[Data records]

=====

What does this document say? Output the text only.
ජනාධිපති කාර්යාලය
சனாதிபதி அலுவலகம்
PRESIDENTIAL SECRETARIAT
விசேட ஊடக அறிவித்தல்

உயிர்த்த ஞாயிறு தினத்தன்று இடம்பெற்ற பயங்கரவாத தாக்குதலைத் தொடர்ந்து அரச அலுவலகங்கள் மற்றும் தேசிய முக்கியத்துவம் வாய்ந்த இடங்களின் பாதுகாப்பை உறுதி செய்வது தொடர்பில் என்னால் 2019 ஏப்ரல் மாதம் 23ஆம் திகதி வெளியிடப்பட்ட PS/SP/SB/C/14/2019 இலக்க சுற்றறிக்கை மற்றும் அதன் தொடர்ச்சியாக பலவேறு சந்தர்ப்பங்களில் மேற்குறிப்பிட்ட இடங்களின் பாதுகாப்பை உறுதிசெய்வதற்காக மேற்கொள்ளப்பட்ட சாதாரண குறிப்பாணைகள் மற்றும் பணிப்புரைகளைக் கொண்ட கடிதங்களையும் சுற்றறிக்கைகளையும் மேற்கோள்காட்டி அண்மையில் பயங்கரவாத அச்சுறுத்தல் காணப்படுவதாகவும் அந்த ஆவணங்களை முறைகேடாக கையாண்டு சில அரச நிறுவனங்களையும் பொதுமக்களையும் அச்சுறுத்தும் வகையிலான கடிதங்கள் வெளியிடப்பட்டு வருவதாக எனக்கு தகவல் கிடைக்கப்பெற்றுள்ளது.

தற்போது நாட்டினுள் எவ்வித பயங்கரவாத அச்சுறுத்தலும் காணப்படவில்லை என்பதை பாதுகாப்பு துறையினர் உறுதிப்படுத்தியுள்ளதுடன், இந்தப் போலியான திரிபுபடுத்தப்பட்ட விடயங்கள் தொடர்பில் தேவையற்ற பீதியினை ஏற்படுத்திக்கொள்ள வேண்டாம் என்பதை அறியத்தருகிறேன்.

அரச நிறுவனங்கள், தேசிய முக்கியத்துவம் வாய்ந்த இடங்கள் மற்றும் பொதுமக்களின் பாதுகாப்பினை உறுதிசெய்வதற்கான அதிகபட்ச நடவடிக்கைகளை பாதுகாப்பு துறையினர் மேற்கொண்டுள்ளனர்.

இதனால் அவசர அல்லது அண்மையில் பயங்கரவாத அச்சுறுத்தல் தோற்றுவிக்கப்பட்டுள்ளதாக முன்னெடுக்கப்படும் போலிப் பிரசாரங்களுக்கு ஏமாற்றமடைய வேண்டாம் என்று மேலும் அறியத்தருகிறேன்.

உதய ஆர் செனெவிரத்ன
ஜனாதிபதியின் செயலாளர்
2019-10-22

=====

## [Job]
Extract all of the data shown above without alteration.

## [Task solution]
What does this document say? Output the text only.
ජනාධිපති කාර්යාලය
சனாதிபதி அலுவலகம்
PRESIDENTIAL SECRETARIAT
விசேட ஊடக அறிவித்தல்

உயிர்த்த ஞாயிறு தினத்தன்று இடம்பெற்ற பயங்கரவாத தாக்குதலைத் தொடர்ந்து அரச அலுவலகங்கள் மற்றும் தேசிய முக்கியத்துவம் வாய்ந்த இடங்களின் பாதுகாப்பை உறுதி செய்வது தொடர்பில் என்னால் 2019 ஏப்ரல் மாதம் 23ஆம் திகதி வெளியிடப்பட்ட PS/SP/SB/C/14/2019 இலக்க சுற்றறிக்கை மற்றும் அதன் தொடர்ச்சியாக பலவேறு சந்தர்ப்பங்களில் மேற்குறிப்பிட்ட இடங்களின் பாதுகாப்பை உறுதிசெய்வதற்காக மேற்கொள்ளப்பட்ட சாதாரண குறிப்பாணைகள் மற்றும் பணிப்புரைகளைக் கொண்ட கடிதங்களையும் சுற்றறிக்கைகளையும் மேற்கோள்காட்டி அண்மையில் பயங்கரவாத அச்சுறுத்தல் காணப்படுவதாகவும் அந்த ஆவணங்களை முறைகேடாக கையாண்டு சில அரச நிறுவனங்களையும் பொதுமக்களையும் அச்சுறுத்தும் வகையிலான கடிதங்கள் வெளியிடப்பட்டு வருவதாக எனக்கு தகவல் கிடைக்கப்பெற்றுள்ளது.

தற்போது நாட்டினுள் எவ்வித பயங்கரவாத அச்சுறுத்தலும் காணப்படவில்லை என்பதை பாதுகாப்பு துறையினர் உறுதிப்படுத்தியுள்ளதுடன், இந்தப் போலியான திரிபுபடுத்தப்பட்ட விடயங்கள் தொடர்பில் தேவையற்ற பீதியினை ஏற்படுத்திக்கொள்ள வேண்டாம் என்பதை அறியத்தருகிறேன்.

அரச நிறுவனங்கள், தேசிய முக்கியத்துவம் வாய்ந்த இடங்கள் மற்றும் பொதுமக்களின் பாதுகாப்பினை உறுதிசெய்வதற்கான அதிகபட்ச நடவடிக்கைகளை பாதுகாப்பு துறையினர் மேற்கொண்டுள்ளனர்.

இதனால் அவசர அல்லது அண்மையில் பயங்கரவாத அச்சுறுத்தல் தோற்றுவிக்கப்பட்டுள்ளதாக முன்னெடுக்கப்படும் போலிப் பிரசாரங்களுக்கு ஏமாற்றமடைய வேண்டாம் என்று மேலும் அறியத்தருகிறேன்.

உதய ஆர் செனெவிரத்ன
ஜனாதிபதியின் செயலாளர்
2019-10-22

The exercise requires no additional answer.